Short problem: Without the images, print all the entries below exactly as given.

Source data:

###

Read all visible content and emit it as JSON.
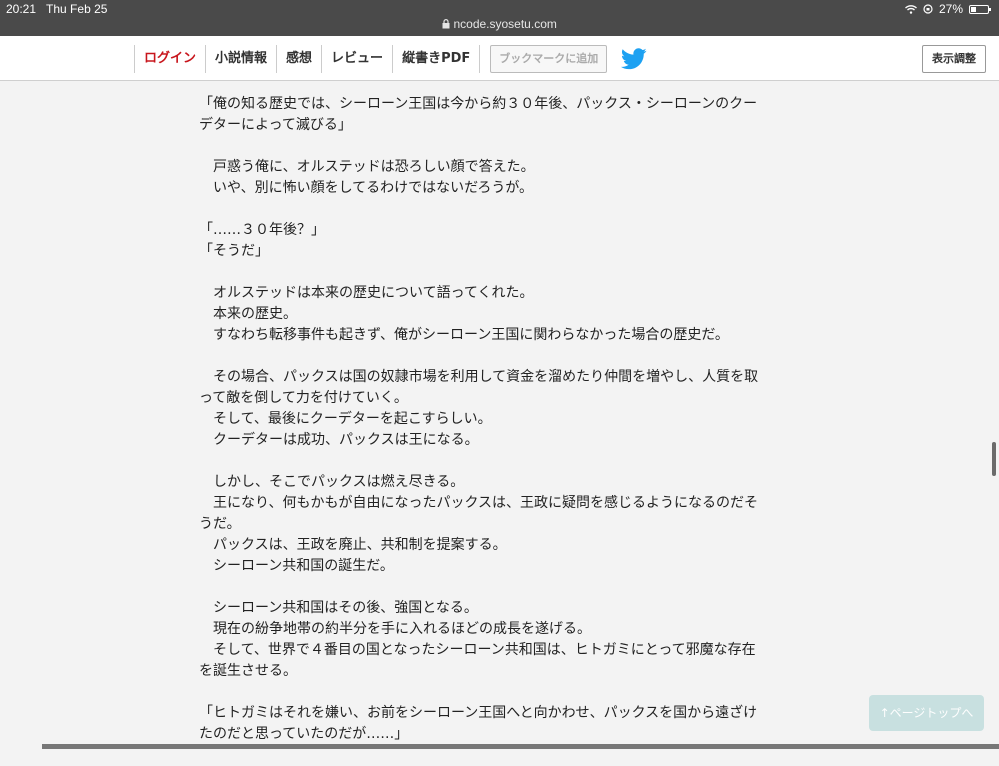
{
  "status_bar": {
    "time": "20:21",
    "date": "Thu Feb 25",
    "url": "ncode.syosetu.com",
    "battery": "27%"
  },
  "nav": {
    "items": [
      {
        "label": "ログイン"
      },
      {
        "label": "小説情報"
      },
      {
        "label": "感想"
      },
      {
        "label": "レビュー"
      },
      {
        "label": "縦書きPDF"
      }
    ],
    "bookmark_label": "ブックマークに追加",
    "display_label": "表示調整"
  },
  "content": {
    "paragraphs": [
      [
        "「俺の知る歴史では、シーローン王国は今から約３０年後、パックス・シーローンのクーデターによって滅びる」"
      ],
      [
        "　戸惑う俺に、オルステッドは恐ろしい顔で答えた。",
        "　いや、別に怖い顔をしてるわけではないだろうが。"
      ],
      [
        "「……３０年後？」",
        "「そうだ」"
      ],
      [
        "　オルステッドは本来の歴史について語ってくれた。",
        "　本来の歴史。",
        "　すなわち転移事件も起きず、俺がシーローン王国に関わらなかった場合の歴史だ。"
      ],
      [
        "　その場合、パックスは国の奴隷市場を利用して資金を溜めたり仲間を増やし、人質を取って敵を倒して力を付けていく。",
        "　そして、最後にクーデターを起こすらしい。",
        "　クーデターは成功、パックスは王になる。"
      ],
      [
        "　しかし、そこでパックスは燃え尽きる。",
        "　王になり、何もかもが自由になったパックスは、王政に疑問を感じるようになるのだそうだ。",
        "　パックスは、王政を廃止、共和制を提案する。",
        "　シーローン共和国の誕生だ。"
      ],
      [
        "　シーローン共和国はその後、強国となる。",
        "　現在の紛争地帯の約半分を手に入れるほどの成長を遂げる。",
        "　そして、世界で４番目の国となったシーローン共和国は、ヒトガミにとって邪魔な存在を誕生させる。"
      ],
      [
        "「ヒトガミはそれを嫌い、お前をシーローン王国へと向かわせ、パックスを国から遠ざけたのだと思っていたのだが……」"
      ]
    ]
  },
  "page_top_label": "↑ページトップへ"
}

###

Problem solution:
Read all visible content and emit it as JSON.
{
  "status_bar": {
    "time": "20:21",
    "date": "Thu Feb 25",
    "url": "ncode.syosetu.com",
    "battery": "27%"
  },
  "nav": {
    "items": [
      {
        "label": "ログイン"
      },
      {
        "label": "小説情報"
      },
      {
        "label": "感想"
      },
      {
        "label": "レビュー"
      },
      {
        "label": "縦書きPDF"
      }
    ],
    "bookmark_label": "ブックマークに追加",
    "display_label": "表示調整"
  },
  "content": {
    "paragraphs": [
      [
        "「俺の知る歴史では、シーローン王国は今から約３０年後、パックス・シーローンのクーデターによって滅びる」"
      ],
      [
        "　戸惑う俺に、オルステッドは恐ろしい顔で答えた。",
        "　いや、別に怖い顔をしてるわけではないだろうが。"
      ],
      [
        "「……３０年後？」",
        "「そうだ」"
      ],
      [
        "　オルステッドは本来の歴史について語ってくれた。",
        "　本来の歴史。",
        "　すなわち転移事件も起きず、俺がシーローン王国に関わらなかった場合の歴史だ。"
      ],
      [
        "　その場合、パックスは国の奴隷市場を利用して資金を溜めたり仲間を増やし、人質を取って敵を倒して力を付けていく。",
        "　そして、最後にクーデターを起こすらしい。",
        "　クーデターは成功、パックスは王になる。"
      ],
      [
        "　しかし、そこでパックスは燃え尽きる。",
        "　王になり、何もかもが自由になったパックスは、王政に疑問を感じるようになるのだそうだ。",
        "　パックスは、王政を廃止、共和制を提案する。",
        "　シーローン共和国の誕生だ。"
      ],
      [
        "　シーローン共和国はその後、強国となる。",
        "　現在の紛争地帯の約半分を手に入れるほどの成長を遂げる。",
        "　そして、世界で４番目の国となったシーローン共和国は、ヒトガミにとって邪魔な存在を誕生させる。"
      ],
      [
        "「ヒトガミはそれを嫌い、お前をシーローン王国へと向かわせ、パックスを国から遠ざけたのだと思っていたのだが……」"
      ]
    ]
  },
  "page_top_label": "↑ページトップへ"
}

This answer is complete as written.